*EXERCISE PROMPT:* Your task is to give the number of lines in the listing that include "year", and nothing else.

--- Start of DATA FOR THIS EXERCISE ---

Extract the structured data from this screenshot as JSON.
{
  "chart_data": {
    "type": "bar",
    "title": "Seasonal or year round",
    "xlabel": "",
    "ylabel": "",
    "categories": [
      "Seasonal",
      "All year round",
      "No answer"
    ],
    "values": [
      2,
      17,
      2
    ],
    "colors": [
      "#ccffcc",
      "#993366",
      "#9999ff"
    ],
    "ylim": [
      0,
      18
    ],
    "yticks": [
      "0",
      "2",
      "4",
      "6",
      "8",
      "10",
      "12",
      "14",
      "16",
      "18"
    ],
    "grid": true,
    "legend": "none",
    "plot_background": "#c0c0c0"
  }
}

--- End of DATA FOR THIS EXERCISE ---

*PROBLEM SOLUTION:* 2